__Exercise details__: Within the listing below, locate all lines containing the word "NAUKOWEJ". Copy each one.

======== Data extract

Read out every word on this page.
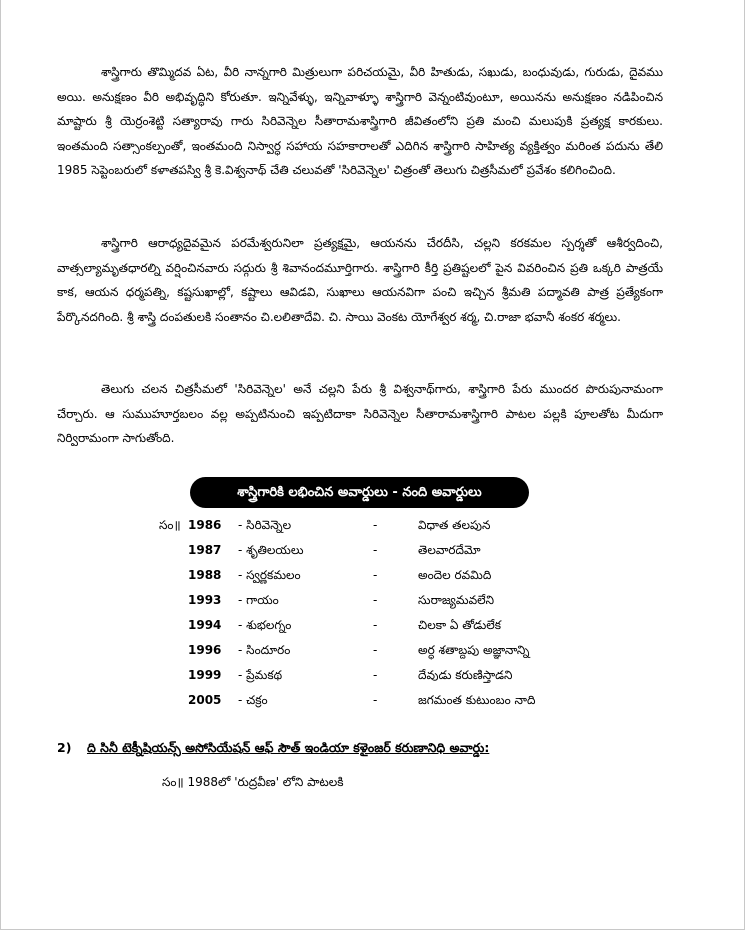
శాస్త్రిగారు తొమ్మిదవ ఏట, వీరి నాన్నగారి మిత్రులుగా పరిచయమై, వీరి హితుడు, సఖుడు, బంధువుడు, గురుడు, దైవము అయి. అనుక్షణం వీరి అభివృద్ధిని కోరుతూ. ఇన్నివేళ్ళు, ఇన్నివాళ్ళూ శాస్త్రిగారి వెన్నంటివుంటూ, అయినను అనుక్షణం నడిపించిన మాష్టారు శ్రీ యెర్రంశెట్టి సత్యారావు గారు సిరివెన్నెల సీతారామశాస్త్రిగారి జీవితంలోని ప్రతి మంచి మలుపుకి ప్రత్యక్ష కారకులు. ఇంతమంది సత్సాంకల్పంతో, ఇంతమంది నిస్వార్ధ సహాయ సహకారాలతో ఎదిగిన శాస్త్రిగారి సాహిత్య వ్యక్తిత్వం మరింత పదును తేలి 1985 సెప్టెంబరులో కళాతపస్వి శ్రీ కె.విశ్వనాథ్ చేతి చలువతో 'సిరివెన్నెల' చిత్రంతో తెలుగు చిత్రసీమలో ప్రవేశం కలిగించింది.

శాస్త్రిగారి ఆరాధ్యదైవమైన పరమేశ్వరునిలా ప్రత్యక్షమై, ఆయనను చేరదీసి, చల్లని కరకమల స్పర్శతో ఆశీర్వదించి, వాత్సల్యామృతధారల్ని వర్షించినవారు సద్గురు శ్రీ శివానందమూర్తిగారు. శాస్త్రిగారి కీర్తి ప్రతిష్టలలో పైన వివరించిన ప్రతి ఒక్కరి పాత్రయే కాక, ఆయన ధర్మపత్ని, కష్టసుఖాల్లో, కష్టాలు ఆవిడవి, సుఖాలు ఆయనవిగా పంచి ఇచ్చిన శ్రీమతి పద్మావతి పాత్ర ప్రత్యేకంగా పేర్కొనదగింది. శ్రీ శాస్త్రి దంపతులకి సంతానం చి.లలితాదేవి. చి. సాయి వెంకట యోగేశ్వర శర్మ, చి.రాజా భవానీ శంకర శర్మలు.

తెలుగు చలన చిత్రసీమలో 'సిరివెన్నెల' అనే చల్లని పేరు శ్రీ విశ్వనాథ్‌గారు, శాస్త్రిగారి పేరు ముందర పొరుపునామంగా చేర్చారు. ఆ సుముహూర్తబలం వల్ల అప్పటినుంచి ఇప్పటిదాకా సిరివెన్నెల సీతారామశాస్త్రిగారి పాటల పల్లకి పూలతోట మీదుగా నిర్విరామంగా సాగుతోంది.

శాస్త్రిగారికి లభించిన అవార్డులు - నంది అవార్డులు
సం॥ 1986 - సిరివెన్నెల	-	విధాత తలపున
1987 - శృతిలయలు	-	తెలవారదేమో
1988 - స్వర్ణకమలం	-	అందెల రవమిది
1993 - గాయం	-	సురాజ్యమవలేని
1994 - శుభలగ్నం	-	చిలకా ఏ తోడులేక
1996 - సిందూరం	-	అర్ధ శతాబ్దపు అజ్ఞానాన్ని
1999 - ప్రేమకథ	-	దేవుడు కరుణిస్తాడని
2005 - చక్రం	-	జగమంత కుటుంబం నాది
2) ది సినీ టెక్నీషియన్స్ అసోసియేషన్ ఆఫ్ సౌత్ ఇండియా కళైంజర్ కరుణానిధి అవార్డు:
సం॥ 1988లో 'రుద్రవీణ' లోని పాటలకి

================
======== Data extract

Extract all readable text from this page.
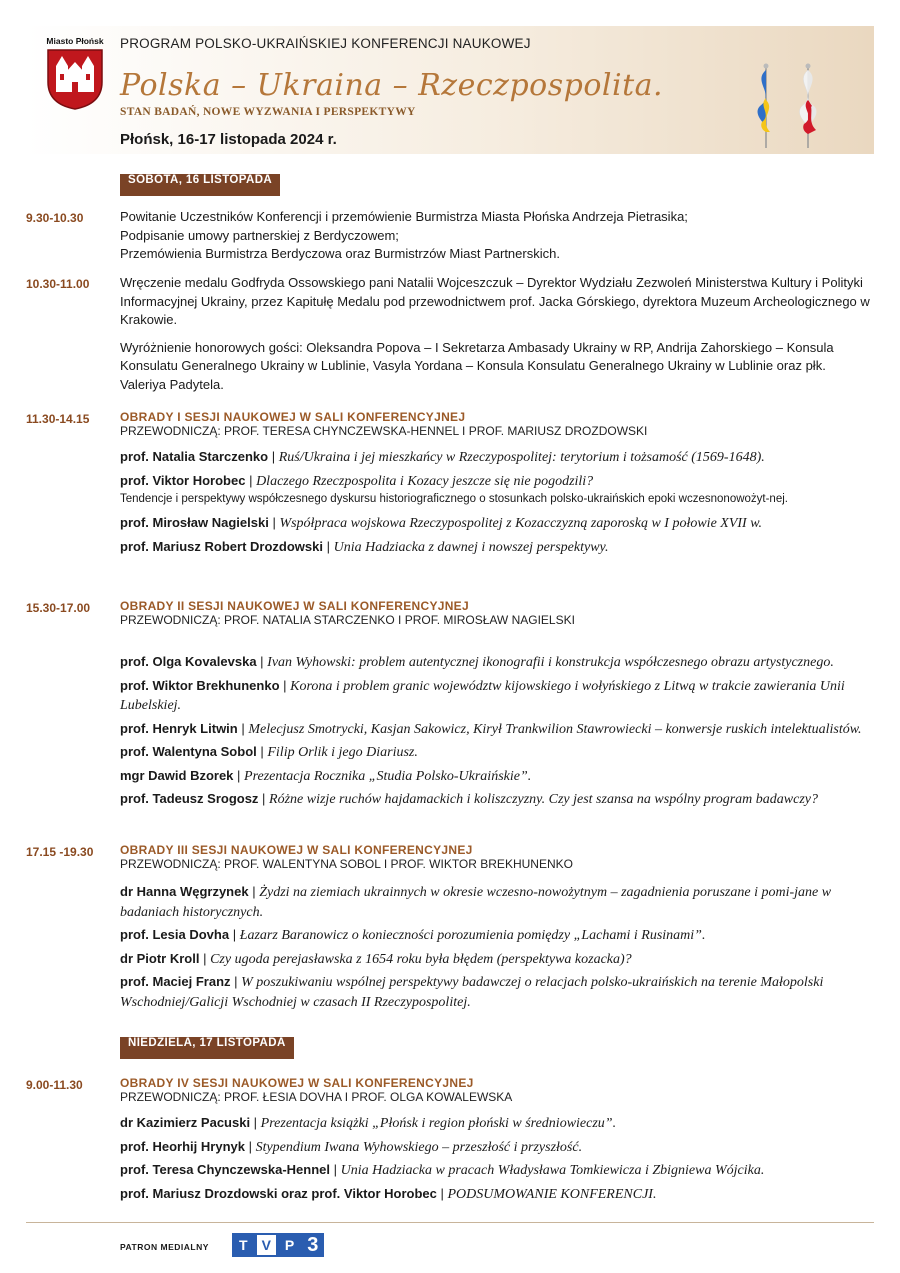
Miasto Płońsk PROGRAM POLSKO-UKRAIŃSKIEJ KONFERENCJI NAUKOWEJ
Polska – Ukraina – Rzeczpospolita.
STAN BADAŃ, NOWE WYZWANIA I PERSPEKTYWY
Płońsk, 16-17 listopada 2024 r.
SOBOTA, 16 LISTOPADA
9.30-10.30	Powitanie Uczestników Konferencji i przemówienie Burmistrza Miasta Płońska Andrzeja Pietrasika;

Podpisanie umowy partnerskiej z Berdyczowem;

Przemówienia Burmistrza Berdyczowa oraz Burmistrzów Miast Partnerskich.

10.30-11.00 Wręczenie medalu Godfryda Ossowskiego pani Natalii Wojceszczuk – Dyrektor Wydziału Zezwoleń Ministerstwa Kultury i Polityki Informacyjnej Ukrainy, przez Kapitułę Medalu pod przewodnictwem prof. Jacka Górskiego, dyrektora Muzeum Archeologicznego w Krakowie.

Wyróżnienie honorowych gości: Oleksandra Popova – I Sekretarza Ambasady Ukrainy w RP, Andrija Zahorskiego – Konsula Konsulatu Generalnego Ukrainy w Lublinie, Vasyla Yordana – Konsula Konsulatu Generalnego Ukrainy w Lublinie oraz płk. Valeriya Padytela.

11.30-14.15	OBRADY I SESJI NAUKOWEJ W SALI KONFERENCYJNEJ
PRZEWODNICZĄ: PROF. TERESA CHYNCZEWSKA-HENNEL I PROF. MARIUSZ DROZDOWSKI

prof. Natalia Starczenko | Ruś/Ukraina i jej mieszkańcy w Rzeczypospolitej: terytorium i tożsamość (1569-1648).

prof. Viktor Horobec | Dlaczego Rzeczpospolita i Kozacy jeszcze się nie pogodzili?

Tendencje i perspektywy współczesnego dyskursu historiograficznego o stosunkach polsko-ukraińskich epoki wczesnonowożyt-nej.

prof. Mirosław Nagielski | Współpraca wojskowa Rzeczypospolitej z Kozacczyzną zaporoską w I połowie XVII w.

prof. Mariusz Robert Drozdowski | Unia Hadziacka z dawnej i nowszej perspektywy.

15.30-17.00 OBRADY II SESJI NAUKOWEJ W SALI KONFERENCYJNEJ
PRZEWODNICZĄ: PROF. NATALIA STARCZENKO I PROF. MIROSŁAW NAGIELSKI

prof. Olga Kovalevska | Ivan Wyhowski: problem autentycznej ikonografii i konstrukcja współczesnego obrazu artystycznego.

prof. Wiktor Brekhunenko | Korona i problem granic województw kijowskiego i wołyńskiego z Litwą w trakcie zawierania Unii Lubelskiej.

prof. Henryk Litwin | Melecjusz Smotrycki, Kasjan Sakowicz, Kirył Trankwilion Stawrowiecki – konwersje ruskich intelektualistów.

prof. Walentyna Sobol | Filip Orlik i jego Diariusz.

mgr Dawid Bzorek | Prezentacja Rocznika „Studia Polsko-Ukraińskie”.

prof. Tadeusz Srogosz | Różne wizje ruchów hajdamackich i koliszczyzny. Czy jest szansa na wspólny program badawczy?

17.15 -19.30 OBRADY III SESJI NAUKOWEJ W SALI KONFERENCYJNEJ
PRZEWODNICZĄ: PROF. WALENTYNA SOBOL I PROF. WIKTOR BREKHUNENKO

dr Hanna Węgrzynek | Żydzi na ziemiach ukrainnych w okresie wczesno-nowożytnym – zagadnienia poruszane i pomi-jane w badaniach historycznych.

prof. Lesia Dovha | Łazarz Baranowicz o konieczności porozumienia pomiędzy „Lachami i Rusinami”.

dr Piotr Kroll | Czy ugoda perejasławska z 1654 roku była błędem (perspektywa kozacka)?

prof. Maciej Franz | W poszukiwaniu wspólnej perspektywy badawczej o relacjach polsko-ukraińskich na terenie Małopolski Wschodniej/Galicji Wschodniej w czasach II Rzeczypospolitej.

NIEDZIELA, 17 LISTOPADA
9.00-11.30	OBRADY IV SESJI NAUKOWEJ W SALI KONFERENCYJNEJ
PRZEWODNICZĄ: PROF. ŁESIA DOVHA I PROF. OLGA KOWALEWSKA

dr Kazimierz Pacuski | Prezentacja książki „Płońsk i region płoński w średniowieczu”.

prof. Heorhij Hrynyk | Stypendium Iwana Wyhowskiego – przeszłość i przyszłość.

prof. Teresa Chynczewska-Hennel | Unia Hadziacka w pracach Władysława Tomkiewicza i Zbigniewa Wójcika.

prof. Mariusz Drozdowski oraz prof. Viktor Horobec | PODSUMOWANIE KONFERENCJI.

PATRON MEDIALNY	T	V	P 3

================
======== Data extract

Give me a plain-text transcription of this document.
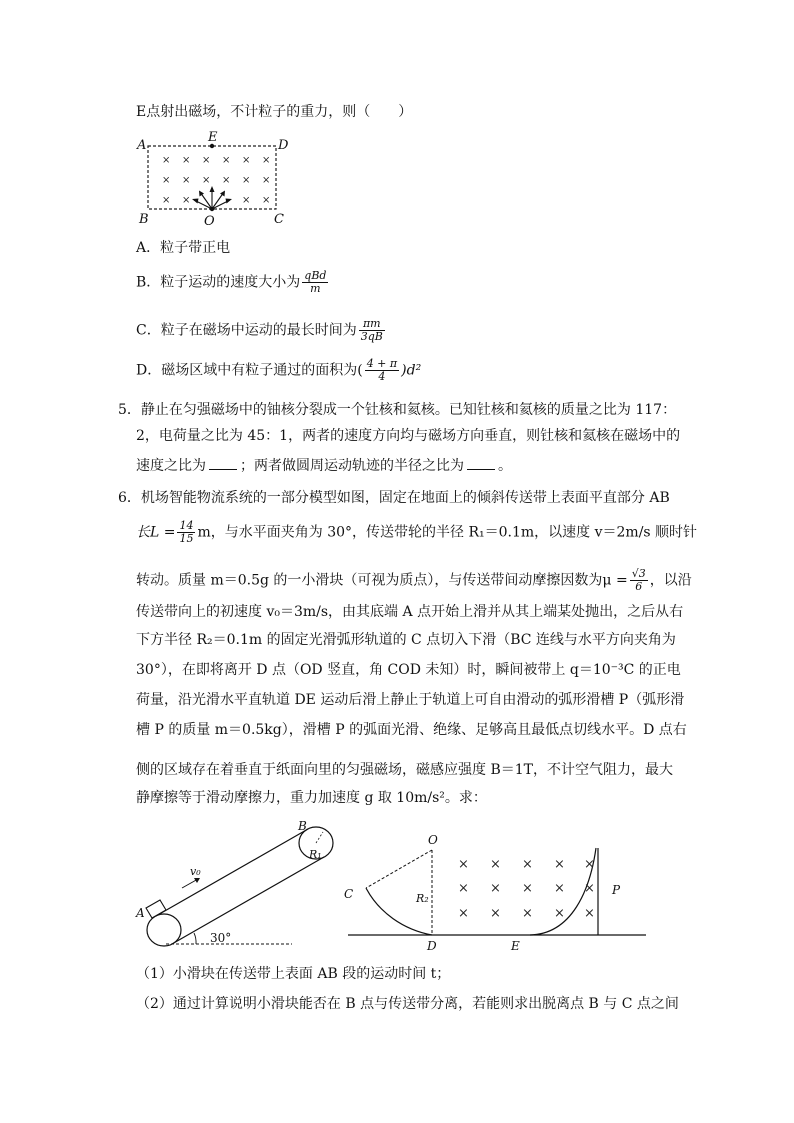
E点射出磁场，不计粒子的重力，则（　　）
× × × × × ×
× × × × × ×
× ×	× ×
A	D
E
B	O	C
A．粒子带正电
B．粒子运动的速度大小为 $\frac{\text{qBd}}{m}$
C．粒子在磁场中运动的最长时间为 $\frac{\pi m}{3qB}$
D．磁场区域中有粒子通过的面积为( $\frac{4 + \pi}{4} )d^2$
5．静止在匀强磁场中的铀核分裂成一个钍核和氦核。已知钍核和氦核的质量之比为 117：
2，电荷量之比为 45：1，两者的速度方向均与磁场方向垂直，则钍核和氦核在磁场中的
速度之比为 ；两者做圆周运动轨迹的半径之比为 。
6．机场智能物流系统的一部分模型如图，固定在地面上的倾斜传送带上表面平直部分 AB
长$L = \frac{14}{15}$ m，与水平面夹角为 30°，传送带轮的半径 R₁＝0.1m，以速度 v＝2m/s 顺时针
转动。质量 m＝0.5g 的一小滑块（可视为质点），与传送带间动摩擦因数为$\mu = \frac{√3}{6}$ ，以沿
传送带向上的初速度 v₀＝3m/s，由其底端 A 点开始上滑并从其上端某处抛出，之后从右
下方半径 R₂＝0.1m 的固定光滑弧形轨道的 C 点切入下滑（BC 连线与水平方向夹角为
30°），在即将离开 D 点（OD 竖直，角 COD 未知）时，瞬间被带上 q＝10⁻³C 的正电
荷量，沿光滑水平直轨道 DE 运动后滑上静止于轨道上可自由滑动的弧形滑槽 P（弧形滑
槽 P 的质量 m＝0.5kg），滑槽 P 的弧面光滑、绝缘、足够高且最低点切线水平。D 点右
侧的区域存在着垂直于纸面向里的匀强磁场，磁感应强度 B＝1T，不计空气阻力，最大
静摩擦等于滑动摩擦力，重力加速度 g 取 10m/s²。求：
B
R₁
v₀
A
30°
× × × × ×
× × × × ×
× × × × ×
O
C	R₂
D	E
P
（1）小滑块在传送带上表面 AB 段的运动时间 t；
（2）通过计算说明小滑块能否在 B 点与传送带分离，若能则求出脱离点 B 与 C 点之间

================

__Solution to the exercise__:
Miasto Płońsk PROGRAM POLSKO-UKRAIŃSKIEJ KONFERENCJI NAUKOWEJ
11.30-14.15	OBRADY I SESJI NAUKOWEJ W SALI KONFERENCYJNEJ
15.30-17.00 OBRADY II SESJI NAUKOWEJ W SALI KONFERENCYJNEJ
17.15 -19.30 OBRADY III SESJI NAUKOWEJ W SALI KONFERENCYJNEJ
9.00-11.30	OBRADY IV SESJI NAUKOWEJ W SALI KONFERENCYJNEJ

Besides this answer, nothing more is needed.